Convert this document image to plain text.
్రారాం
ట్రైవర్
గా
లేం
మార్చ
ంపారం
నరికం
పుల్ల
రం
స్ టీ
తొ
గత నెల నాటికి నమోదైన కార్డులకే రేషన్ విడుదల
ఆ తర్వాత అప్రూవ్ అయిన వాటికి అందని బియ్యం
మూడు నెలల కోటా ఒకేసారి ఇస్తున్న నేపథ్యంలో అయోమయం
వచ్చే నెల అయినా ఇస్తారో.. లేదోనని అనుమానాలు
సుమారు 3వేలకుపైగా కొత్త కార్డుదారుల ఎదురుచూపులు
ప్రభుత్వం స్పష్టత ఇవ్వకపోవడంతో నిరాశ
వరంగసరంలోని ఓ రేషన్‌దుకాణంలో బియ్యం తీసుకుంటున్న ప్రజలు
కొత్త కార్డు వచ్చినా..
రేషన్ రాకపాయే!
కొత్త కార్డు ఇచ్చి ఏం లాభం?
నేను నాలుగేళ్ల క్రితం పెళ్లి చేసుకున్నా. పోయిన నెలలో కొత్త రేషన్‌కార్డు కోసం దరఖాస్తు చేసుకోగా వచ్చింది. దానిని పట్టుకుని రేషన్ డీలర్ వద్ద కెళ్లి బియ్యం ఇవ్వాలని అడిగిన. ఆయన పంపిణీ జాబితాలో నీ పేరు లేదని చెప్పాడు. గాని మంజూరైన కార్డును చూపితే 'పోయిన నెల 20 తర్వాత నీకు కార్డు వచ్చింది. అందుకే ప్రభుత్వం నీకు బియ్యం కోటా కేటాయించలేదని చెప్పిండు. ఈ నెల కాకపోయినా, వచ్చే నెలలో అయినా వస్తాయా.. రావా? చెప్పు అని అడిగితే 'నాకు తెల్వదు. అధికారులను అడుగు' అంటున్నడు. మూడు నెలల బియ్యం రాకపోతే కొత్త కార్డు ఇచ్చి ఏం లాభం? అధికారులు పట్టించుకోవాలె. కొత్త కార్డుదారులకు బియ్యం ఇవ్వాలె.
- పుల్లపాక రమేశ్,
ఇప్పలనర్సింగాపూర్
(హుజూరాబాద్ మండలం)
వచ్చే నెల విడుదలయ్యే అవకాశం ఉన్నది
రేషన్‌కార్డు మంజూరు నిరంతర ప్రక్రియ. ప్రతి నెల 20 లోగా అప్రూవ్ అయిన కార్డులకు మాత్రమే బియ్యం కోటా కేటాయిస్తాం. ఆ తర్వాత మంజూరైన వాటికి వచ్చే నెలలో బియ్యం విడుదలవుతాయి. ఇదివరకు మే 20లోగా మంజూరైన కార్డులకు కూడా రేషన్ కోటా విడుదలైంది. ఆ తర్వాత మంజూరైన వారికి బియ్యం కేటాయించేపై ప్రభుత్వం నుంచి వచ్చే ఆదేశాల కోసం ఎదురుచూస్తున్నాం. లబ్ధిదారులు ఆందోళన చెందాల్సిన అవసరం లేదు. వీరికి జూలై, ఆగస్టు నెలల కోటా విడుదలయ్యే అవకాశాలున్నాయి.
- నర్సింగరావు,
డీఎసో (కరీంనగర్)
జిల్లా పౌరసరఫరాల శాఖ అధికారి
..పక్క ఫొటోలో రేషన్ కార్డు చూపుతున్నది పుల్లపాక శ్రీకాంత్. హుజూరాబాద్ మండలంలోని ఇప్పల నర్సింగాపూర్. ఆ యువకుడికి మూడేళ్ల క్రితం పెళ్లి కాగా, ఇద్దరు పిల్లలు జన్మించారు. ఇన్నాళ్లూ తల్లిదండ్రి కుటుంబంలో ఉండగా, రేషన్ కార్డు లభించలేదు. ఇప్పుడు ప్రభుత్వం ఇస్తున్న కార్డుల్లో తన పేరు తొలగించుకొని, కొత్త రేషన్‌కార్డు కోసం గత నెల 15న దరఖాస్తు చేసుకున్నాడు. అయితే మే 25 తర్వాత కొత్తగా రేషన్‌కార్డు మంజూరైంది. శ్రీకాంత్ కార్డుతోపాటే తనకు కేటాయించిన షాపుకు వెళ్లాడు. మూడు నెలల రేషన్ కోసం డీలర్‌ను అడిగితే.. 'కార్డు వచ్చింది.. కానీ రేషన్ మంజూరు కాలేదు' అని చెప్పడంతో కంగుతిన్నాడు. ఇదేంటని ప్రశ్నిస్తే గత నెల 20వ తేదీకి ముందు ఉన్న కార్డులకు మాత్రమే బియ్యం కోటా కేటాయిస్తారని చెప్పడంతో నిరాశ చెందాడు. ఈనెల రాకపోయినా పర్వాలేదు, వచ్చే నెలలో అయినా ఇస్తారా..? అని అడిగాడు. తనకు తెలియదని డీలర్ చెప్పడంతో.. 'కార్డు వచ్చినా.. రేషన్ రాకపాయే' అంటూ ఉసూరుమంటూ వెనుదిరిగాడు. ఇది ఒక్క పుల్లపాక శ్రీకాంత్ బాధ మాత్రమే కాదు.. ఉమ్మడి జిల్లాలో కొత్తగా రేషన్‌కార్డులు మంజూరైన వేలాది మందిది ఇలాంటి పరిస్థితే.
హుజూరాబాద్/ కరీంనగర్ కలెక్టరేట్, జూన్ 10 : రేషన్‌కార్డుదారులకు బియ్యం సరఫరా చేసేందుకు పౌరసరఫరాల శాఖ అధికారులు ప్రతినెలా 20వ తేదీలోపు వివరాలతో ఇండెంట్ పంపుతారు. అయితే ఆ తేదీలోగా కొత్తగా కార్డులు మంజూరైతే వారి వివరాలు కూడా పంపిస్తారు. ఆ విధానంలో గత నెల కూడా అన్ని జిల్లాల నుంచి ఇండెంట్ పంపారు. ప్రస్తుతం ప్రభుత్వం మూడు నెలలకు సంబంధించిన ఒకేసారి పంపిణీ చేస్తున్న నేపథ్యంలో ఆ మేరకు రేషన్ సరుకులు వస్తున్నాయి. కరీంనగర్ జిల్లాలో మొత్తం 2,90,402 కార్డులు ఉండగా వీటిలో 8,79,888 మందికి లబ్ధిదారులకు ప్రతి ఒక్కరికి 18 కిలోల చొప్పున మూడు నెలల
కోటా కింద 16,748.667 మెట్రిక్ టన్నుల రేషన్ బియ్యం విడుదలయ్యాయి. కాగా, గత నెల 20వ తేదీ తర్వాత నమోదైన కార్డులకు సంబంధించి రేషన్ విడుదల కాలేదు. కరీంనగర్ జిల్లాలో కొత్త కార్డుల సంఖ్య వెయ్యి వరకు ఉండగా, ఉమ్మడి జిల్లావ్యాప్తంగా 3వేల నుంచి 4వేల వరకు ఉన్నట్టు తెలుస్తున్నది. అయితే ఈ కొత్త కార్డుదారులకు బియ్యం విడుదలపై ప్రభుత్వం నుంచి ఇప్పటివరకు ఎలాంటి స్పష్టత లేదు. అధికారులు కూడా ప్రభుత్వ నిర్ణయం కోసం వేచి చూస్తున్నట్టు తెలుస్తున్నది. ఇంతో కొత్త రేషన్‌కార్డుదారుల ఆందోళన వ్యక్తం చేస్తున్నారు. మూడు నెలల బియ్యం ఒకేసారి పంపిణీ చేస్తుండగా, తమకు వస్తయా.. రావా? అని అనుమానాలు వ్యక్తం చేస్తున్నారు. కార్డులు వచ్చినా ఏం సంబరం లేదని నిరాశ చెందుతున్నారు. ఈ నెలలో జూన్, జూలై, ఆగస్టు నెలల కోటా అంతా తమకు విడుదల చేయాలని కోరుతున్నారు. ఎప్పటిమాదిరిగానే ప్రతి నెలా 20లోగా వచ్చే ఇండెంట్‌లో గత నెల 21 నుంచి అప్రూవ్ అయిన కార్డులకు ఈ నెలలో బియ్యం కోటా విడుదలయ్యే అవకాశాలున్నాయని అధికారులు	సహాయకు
============================================================
Instructions for the task: Determine how many lines of the listing above include the word "రసరఫర", and report that number only.

Complete response: 2